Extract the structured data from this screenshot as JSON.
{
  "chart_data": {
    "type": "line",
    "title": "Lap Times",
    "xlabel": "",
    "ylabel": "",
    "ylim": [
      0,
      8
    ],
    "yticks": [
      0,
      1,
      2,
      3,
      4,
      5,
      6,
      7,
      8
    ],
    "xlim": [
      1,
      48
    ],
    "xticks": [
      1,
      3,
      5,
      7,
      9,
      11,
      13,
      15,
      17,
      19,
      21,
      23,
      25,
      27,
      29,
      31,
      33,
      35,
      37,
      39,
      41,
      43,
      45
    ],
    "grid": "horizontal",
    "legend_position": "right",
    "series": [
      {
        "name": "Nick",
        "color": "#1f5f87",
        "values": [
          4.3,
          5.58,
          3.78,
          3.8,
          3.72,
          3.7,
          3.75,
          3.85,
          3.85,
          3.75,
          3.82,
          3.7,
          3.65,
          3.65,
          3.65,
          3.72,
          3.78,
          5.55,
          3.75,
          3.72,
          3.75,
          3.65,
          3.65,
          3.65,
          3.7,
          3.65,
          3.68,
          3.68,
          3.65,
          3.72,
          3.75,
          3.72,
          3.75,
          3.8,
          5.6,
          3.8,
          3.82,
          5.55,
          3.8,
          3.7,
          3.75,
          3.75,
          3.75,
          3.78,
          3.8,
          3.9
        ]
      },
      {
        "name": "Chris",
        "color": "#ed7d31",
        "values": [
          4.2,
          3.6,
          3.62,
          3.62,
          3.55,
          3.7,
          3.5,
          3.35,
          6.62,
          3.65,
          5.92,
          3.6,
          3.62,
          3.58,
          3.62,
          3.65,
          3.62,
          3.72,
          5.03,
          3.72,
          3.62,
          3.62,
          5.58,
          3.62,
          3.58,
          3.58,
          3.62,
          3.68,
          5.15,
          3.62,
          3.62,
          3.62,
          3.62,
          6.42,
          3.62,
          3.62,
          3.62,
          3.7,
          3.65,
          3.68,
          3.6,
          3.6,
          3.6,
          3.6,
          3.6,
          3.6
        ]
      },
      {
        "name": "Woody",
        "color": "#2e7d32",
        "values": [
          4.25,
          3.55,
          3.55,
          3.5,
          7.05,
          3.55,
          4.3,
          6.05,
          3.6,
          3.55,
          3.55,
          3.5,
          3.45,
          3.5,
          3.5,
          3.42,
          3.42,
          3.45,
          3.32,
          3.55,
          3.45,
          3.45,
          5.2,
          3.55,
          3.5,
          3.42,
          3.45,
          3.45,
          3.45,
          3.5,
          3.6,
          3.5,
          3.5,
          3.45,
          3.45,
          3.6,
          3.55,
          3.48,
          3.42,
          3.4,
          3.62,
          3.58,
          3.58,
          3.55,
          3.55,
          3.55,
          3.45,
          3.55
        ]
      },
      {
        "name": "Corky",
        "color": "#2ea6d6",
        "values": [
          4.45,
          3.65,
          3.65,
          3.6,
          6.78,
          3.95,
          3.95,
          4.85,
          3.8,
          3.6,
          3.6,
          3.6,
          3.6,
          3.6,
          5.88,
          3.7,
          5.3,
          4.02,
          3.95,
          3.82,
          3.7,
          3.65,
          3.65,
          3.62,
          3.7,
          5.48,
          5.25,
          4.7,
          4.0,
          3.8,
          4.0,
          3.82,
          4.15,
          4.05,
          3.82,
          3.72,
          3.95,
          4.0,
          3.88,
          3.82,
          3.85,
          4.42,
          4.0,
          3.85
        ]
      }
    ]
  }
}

------------------------------------------------------------

- [Task brief]
Retype the whole listing, matching it exactly.

- [Solution to the exercise]
Extract the structured data from this screenshot as JSON.
{
  "chart_data": {
    "type": "line",
    "title": "Lap Times",
    "xlabel": "",
    "ylabel": "",
    "ylim": [
      0,
      8
    ],
    "yticks": [
      0,
      1,
      2,
      3,
      4,
      5,
      6,
      7,
      8
    ],
    "xlim": [
      1,
      48
    ],
    "xticks": [
      1,
      3,
      5,
      7,
      9,
      11,
      13,
      15,
      17,
      19,
      21,
      23,
      25,
      27,
      29,
      31,
      33,
      35,
      37,
      39,
      41,
      43,
      45
    ],
    "grid": "horizontal",
    "legend_position": "right",
    "series": [
      {
        "name": "Nick",
        "color": "#1f5f87",
        "values": [
          4.3,
          5.58,
          3.78,
          3.8,
          3.72,
          3.7,
          3.75,
          3.85,
          3.85,
          3.75,
          3.82,
          3.7,
          3.65,
          3.65,
          3.65,
          3.72,
          3.78,
          5.55,
          3.75,
          3.72,
          3.75,
          3.65,
          3.65,
          3.65,
          3.7,
          3.65,
          3.68,
          3.68,
          3.65,
          3.72,
          3.75,
          3.72,
          3.75,
          3.8,
          5.6,
          3.8,
          3.82,
          5.55,
          3.8,
          3.7,
          3.75,
          3.75,
          3.75,
          3.78,
          3.8,
          3.9
        ]
      },
      {
        "name": "Chris",
        "color": "#ed7d31",
        "values": [
          4.2,
          3.6,
          3.62,
          3.62,
          3.55,
          3.7,
          3.5,
          3.35,
          6.62,
          3.65,
          5.92,
          3.6,
          3.62,
          3.58,
          3.62,
          3.65,
          3.62,
          3.72,
          5.03,
          3.72,
          3.62,
          3.62,
          5.58,
          3.62,
          3.58,
          3.58,
          3.62,
          3.68,
          5.15,
          3.62,
          3.62,
          3.62,
          3.62,
          6.42,
          3.62,
          3.62,
          3.62,
          3.7,
          3.65,
          3.68,
          3.6,
          3.6,
          3.6,
          3.6,
          3.6,
          3.6
        ]
      },
      {
        "name": "Woody",
        "color": "#2e7d32",
        "values": [
          4.25,
          3.55,
          3.55,
          3.5,
          7.05,
          3.55,
          4.3,
          6.05,
          3.6,
          3.55,
          3.55,
          3.5,
          3.45,
          3.5,
          3.5,
          3.42,
          3.42,
          3.45,
          3.32,
          3.55,
          3.45,
          3.45,
          5.2,
          3.55,
          3.5,
          3.42,
          3.45,
          3.45,
          3.45,
          3.5,
          3.6,
          3.5,
          3.5,
          3.45,
          3.45,
          3.6,
          3.55,
          3.48,
          3.42,
          3.4,
          3.62,
          3.58,
          3.58,
          3.55,
          3.55,
          3.55,
          3.45,
          3.55
        ]
      },
      {
        "name": "Corky",
        "color": "#2ea6d6",
        "values": [
          4.45,
          3.65,
          3.65,
          3.6,
          6.78,
          3.95,
          3.95,
          4.85,
          3.8,
          3.6,
          3.6,
          3.6,
          3.6,
          3.6,
          5.88,
          3.7,
          5.3,
          4.02,
          3.95,
          3.82,
          3.7,
          3.65,
          3.65,
          3.62,
          3.7,
          5.48,
          5.25,
          4.7,
          4.0,
          3.8,
          4.0,
          3.82,
          4.15,
          4.05,
          3.82,
          3.72,
          3.95,
          4.0,
          3.88,
          3.82,
          3.85,
          4.42,
          4.0,
          3.85
        ]
      }
    ]
  }
}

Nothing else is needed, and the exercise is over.